[Records excerpted from a collection]
+---+

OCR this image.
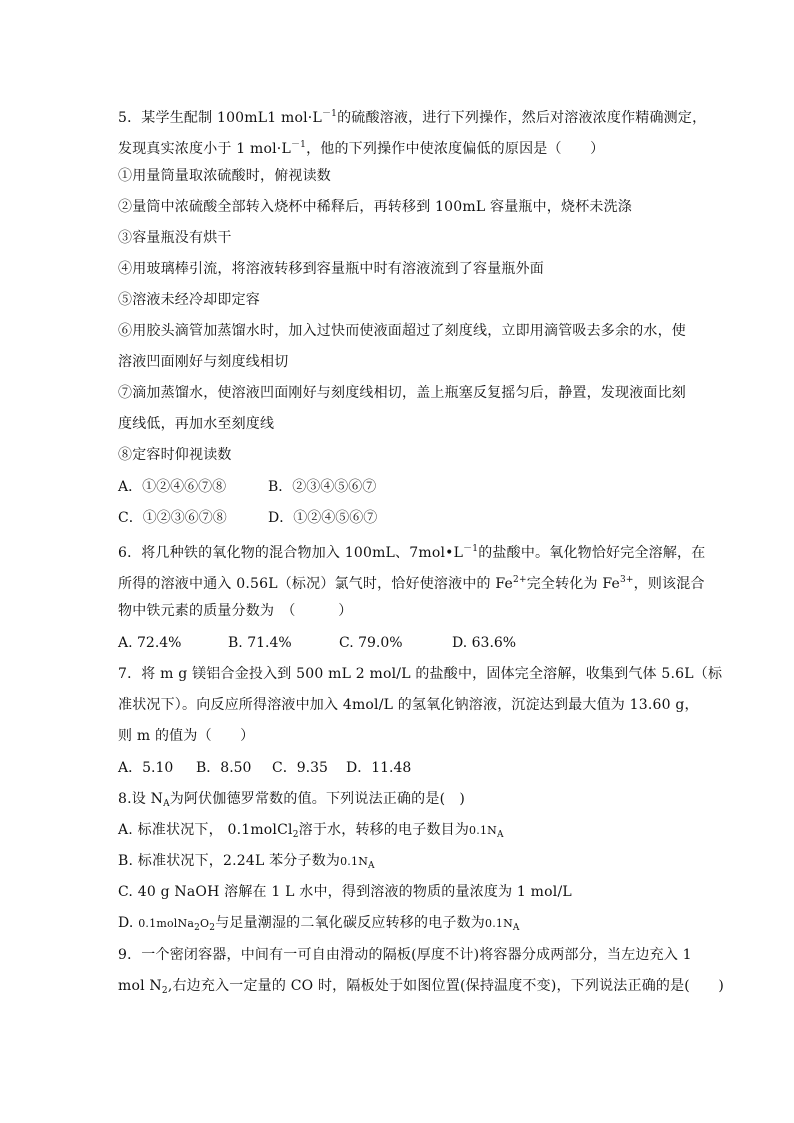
5．某学生配制 100mL1 $mol\cdot L^{-1}$的硫酸溶液，进行下列操作，然后对溶液浓度作精确测定，
发现真实浓度小于 1 $mol\cdot L^{-1}$，他的下列操作中使浓度偏低的原因是（　　）
①用量筒量取浓硫酸时，俯视读数
②量筒中浓硫酸全部转入烧杯中稀释后，再转移到 100mL 容量瓶中，烧杯未洗涤
③容量瓶没有烘干
④用玻璃棒引流，将溶液转移到容量瓶中时有溶液流到了容量瓶外面
⑤溶液未经冷却即定容
⑥用胶头滴管加蒸馏水时，加入过快而使液面超过了刻度线，立即用滴管吸去多余的水，使
溶液凹面刚好与刻度线相切
⑦滴加蒸馏水，使溶液凹面刚好与刻度线相切，盖上瓶塞反复摇匀后，静置，发现液面比刻
度线低，再加水至刻度线
⑧定容时仰视读数
A．①②④⑥⑦⑧	B．②③④⑤⑥⑦
C．①②③⑥⑦⑧	D．①②④⑤⑥⑦
6．将几种铁的氧化物的混合物加入 100mL、$7mol•L^{-1}$的盐酸中。氧化物恰好完全溶解，在
所得的溶液中通入 0.56L（标况）氯气时，恰好使溶液中的 $Fe^{2+}$完全转化为 $Fe^{3+}$，则该混合
物中铁元素的质量分数为　（　　　）
A. 72.4%	B. 71.4%	C. 79.0%	D. 63.6%
7．将 m g 镁铝合金投入到 500 mL 2 mol/L 的盐酸中，固体完全溶解，收集到气体 5.6L（标
准状况下）。向反应所得溶液中加入 4mol/L 的氢氧化钠溶液，沉淀达到最大值为 13.60 g，
则 m 的值为（　　）
A．5.10 B．8.50 C．9.35 D．11.48
8.设 $N_A$为阿伏伽德罗常数的值。下列说法正确的是(　)
A. 标准状况下， 0.1molCl$_2$溶于水，转移的电子数目为$0.1N_A$
B. 标准状况下，2.24L 苯分子数为$0.1N_A$
C. 40 g NaOH 溶解在 1 L 水中，得到溶液的物质的量浓度为 1 mol/L
D. $0.1molNa_2O_2$与足量潮湿的二氧化碳反应转移的电子数为$0.1N_A$
9．一个密闭容器，中间有一可自由滑动的隔板(厚度不计)将容器分成两部分，当左边充入 1
mol $N_2$,右边充入一定量的 CO 时，隔板处于如图位置(保持温度不变)，下列说法正确的是(　　)
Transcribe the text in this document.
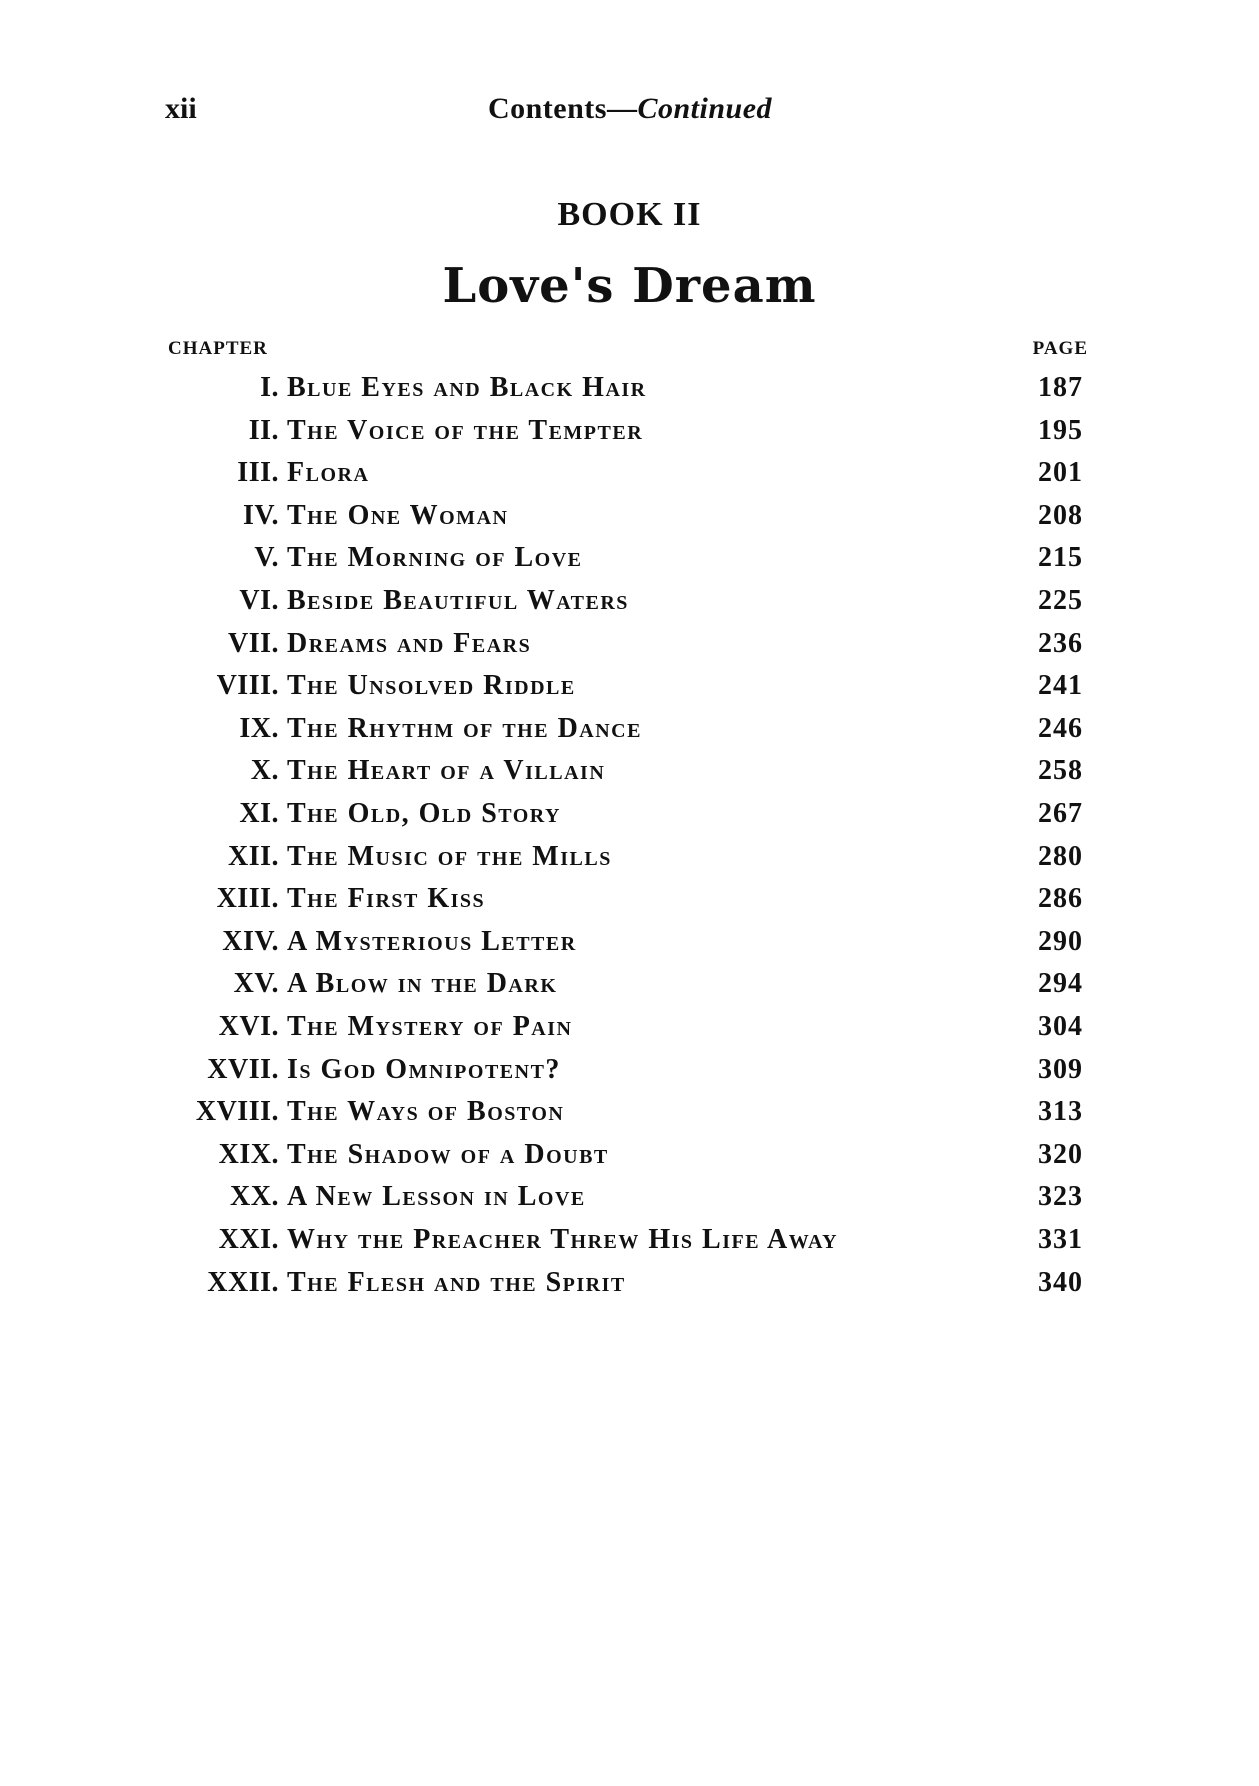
xii	Contents—Continued
BOOK II
Love's Dream
CHAPTER	PAGE
I. Blue Eyes and Black Hair	187
II. The Voice of the Tempter	195
III. Flora	201
IV. The One Woman	208
V. The Morning of Love	215
VI. Beside Beautiful Waters	225
VII. Dreams and Fears	236
VIII. The Unsolved Riddle	241
IX. The Rhythm of the Dance	246
X. The Heart of a Villain	258
XI. The Old, Old Story	267
XII. The Music of the Mills	280
XIII. The First Kiss	286
XIV. A Mysterious Letter	290
XV. A Blow in the Dark	294
XVI. The Mystery of Pain	304
XVII. Is God Omnipotent?	309
XVIII. The Ways of Boston	313
XIX. The Shadow of a Doubt	320
XX. A New Lesson in Love	323
XXI. Why the Preacher Threw His Life Away	331
XXII. The Flesh and the Spirit	340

+---+

INSTRUCTIONS FOR THE TASK => Replicate the material above verbatim; images stay out of the copy.

EXERCISE RESPONSE =>
OCR this image.
5．某学生配制 100mL1 $mol\cdot L^{-1}$的硫酸溶液，进行下列操作，然后对溶液浓度作精确测定，
发现真实浓度小于 1 $mol\cdot L^{-1}$，他的下列操作中使浓度偏低的原因是（　　）
①用量筒量取浓硫酸时，俯视读数
②量筒中浓硫酸全部转入烧杯中稀释后，再转移到 100mL 容量瓶中，烧杯未洗涤
③容量瓶没有烘干
④用玻璃棒引流，将溶液转移到容量瓶中时有溶液流到了容量瓶外面
⑤溶液未经冷却即定容
⑥用胶头滴管加蒸馏水时，加入过快而使液面超过了刻度线，立即用滴管吸去多余的水，使
溶液凹面刚好与刻度线相切
⑦滴加蒸馏水，使溶液凹面刚好与刻度线相切，盖上瓶塞反复摇匀后，静置，发现液面比刻
度线低，再加水至刻度线
⑧定容时仰视读数
A．①②④⑥⑦⑧	B．②③④⑤⑥⑦
C．①②③⑥⑦⑧	D．①②④⑤⑥⑦
6．将几种铁的氧化物的混合物加入 100mL、$7mol•L^{-1}$的盐酸中。氧化物恰好完全溶解，在
所得的溶液中通入 0.56L（标况）氯气时，恰好使溶液中的 $Fe^{2+}$完全转化为 $Fe^{3+}$，则该混合
物中铁元素的质量分数为　（　　　）
A. 72.4%	B. 71.4%	C. 79.0%	D. 63.6%
7．将 m g 镁铝合金投入到 500 mL 2 mol/L 的盐酸中，固体完全溶解，收集到气体 5.6L（标
准状况下）。向反应所得溶液中加入 4mol/L 的氢氧化钠溶液，沉淀达到最大值为 13.60 g，
则 m 的值为（　　）
A．5.10 B．8.50 C．9.35 D．11.48
8.设 $N_A$为阿伏伽德罗常数的值。下列说法正确的是(　)
A. 标准状况下， 0.1molCl$_2$溶于水，转移的电子数目为$0.1N_A$
B. 标准状况下，2.24L 苯分子数为$0.1N_A$
C. 40 g NaOH 溶解在 1 L 水中，得到溶液的物质的量浓度为 1 mol/L
D. $0.1molNa_2O_2$与足量潮湿的二氧化碳反应转移的电子数为$0.1N_A$
9．一个密闭容器，中间有一可自由滑动的隔板(厚度不计)将容器分成两部分，当左边充入 1
mol $N_2$,右边充入一定量的 CO 时，隔板处于如图位置(保持温度不变)，下列说法正确的是(　　)
Transcribe the text in this document.
xii	Contents—Continued
BOOK II
Love's Dream
CHAPTER	PAGE
I. Blue Eyes and Black Hair	187
II. The Voice of the Tempter	195
III. Flora	201
IV. The One Woman	208
V. The Morning of Love	215
VI. Beside Beautiful Waters	225
VII. Dreams and Fears	236
VIII. The Unsolved Riddle	241
IX. The Rhythm of the Dance	246
X. The Heart of a Villain	258
XI. The Old, Old Story	267
XII. The Music of the Mills	280
XIII. The First Kiss	286
XIV. A Mysterious Letter	290
XV. A Blow in the Dark	294
XVI. The Mystery of Pain	304
XVII. Is God Omnipotent?	309
XVIII. The Ways of Boston	313
XIX. The Shadow of a Doubt	320
XX. A New Lesson in Love	323
XXI. Why the Preacher Threw His Life Away	331
XXII. The Flesh and the Spirit	340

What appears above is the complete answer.